▸ **TASK OBJECTIVE**: Which lines hold the word "самоконтроля"? Copy each one.

▸ **WORKING DATA**:

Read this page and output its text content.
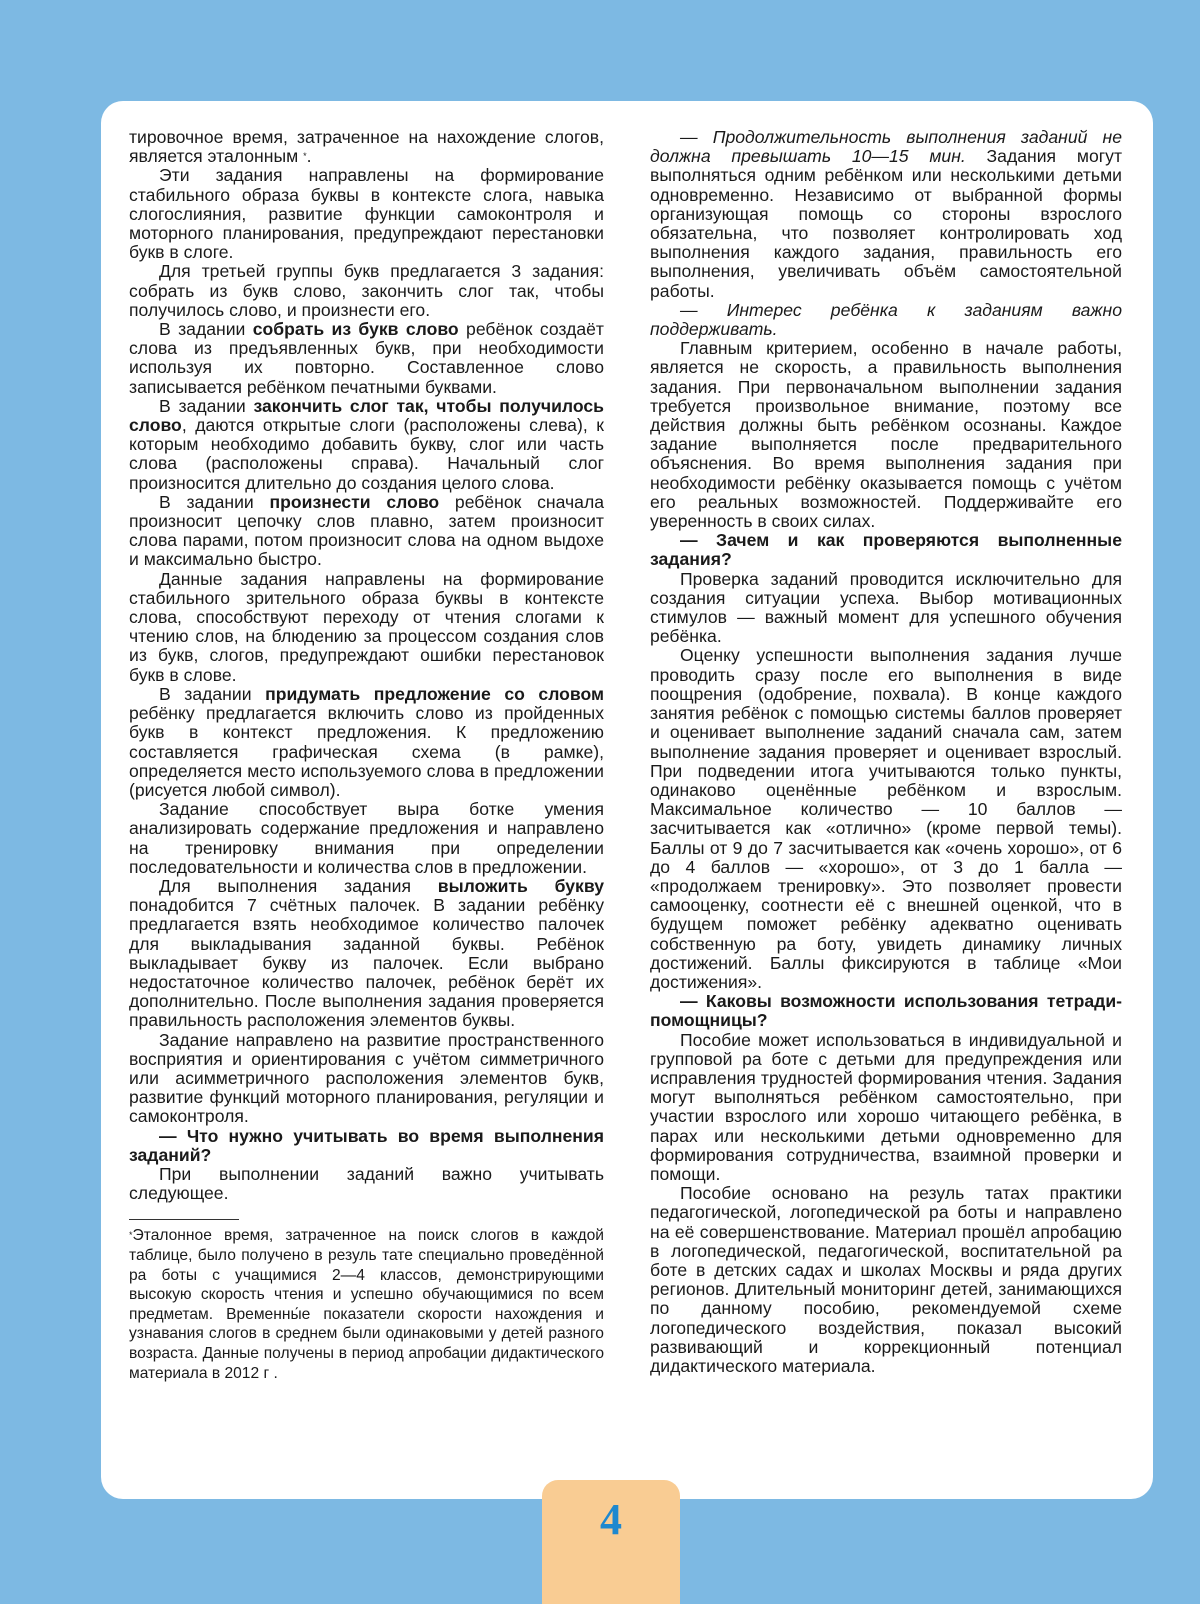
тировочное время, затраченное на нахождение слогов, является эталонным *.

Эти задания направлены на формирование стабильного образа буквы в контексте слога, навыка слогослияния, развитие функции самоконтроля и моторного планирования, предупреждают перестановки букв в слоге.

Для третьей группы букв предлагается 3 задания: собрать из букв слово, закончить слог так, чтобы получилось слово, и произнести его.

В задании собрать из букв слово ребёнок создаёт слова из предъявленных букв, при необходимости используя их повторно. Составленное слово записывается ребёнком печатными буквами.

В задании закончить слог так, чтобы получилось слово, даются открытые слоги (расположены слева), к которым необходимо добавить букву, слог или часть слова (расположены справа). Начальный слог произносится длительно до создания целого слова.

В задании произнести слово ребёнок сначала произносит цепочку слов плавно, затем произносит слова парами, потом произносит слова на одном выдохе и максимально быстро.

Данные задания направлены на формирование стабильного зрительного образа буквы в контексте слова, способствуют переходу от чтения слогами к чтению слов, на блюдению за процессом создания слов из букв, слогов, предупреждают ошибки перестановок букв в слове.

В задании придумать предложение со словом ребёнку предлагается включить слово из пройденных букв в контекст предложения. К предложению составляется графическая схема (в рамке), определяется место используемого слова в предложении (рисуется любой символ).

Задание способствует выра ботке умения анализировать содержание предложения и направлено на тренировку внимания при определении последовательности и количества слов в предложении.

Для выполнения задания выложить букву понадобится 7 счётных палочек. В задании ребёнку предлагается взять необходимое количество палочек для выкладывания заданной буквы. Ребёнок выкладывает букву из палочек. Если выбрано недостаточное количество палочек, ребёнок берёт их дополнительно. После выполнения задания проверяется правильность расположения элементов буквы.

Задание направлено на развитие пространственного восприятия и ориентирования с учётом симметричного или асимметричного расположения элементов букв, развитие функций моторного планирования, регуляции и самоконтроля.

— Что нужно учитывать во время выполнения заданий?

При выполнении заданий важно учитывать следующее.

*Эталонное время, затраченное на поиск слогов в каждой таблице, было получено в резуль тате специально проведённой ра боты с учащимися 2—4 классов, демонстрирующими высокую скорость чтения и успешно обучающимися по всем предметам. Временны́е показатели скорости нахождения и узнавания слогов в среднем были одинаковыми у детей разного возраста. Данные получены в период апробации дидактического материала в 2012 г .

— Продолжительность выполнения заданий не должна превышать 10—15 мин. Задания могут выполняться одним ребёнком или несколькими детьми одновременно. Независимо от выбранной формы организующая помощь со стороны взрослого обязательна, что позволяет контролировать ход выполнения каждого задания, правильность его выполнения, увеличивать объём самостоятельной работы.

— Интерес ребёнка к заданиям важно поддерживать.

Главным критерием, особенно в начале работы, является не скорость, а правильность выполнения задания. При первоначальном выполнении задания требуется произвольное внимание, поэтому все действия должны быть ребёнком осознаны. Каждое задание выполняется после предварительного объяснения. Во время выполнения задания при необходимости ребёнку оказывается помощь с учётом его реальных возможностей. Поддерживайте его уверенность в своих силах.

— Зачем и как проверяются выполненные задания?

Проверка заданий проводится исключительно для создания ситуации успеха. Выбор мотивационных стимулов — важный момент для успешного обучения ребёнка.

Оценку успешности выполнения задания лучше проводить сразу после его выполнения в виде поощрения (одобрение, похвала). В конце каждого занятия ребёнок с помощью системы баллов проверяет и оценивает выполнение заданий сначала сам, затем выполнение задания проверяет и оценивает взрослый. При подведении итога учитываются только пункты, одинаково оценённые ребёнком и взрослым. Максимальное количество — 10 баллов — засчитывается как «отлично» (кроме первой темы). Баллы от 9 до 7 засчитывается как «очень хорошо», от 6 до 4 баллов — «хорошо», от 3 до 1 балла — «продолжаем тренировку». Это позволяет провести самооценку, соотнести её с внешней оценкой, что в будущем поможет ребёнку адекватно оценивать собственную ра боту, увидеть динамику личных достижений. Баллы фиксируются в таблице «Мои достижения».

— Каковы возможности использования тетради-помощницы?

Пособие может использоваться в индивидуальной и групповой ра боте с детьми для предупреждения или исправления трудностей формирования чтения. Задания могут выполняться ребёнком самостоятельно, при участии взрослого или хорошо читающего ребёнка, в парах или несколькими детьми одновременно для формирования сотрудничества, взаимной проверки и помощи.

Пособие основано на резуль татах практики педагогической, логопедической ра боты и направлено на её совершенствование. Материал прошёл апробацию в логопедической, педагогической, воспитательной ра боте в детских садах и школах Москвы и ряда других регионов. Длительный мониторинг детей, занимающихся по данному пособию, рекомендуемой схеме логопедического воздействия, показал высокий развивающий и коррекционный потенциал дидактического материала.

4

==

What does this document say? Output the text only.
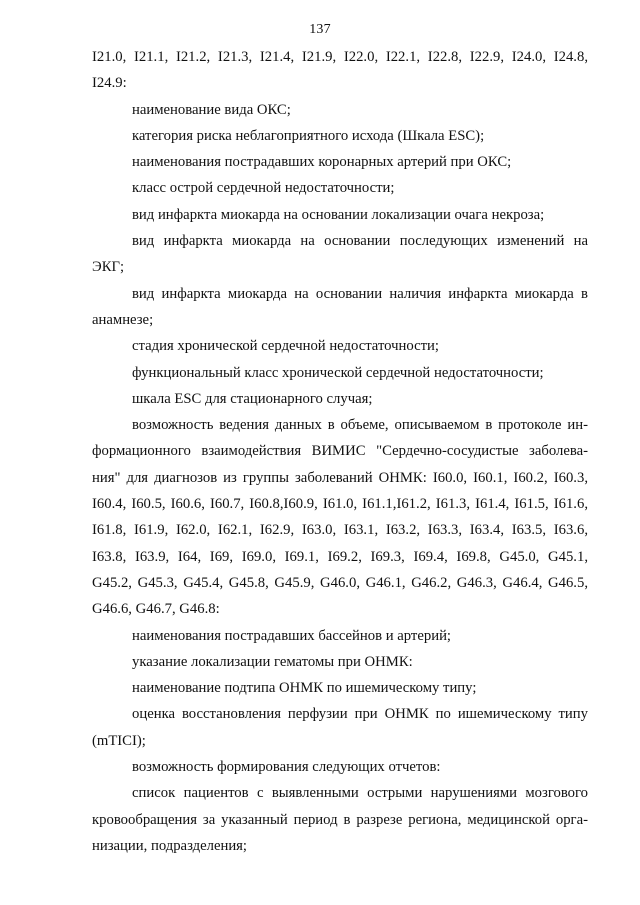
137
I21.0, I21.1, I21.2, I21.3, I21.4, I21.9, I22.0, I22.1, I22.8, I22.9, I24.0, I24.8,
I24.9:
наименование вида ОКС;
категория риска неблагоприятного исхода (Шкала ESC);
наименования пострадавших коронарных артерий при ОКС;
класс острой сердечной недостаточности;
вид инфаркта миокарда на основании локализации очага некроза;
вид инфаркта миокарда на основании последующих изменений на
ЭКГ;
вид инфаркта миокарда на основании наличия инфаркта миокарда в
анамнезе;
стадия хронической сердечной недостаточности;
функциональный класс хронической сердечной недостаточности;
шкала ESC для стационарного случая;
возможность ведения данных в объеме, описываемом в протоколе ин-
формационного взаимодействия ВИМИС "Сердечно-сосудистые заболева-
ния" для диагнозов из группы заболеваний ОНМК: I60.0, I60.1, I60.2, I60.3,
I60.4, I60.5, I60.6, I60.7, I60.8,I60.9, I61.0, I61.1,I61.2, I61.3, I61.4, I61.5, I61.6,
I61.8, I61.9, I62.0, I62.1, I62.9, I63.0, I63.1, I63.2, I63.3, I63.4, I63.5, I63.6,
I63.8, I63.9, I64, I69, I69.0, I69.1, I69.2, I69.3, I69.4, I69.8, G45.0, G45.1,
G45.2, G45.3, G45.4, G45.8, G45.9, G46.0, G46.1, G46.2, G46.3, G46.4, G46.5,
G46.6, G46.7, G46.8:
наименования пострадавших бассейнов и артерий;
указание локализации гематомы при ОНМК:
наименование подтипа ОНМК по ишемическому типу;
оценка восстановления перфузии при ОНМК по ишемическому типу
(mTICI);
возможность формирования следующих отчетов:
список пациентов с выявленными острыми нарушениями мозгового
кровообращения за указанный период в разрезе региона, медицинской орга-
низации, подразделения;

▸ **THE COMPLETED TASK**:
Эти задания направлены на формирование стабильного образа буквы в контексте слога, навыка слогослияния, развитие функции самоконтроля и моторного планирования, предупреждают перестановки букв в слоге.
Задание направлено на развитие пространственного восприятия и ориентирования с учётом симметричного или асимметричного расположения элементов букв, развитие функций моторного планирования, регуляции и самоконтроля.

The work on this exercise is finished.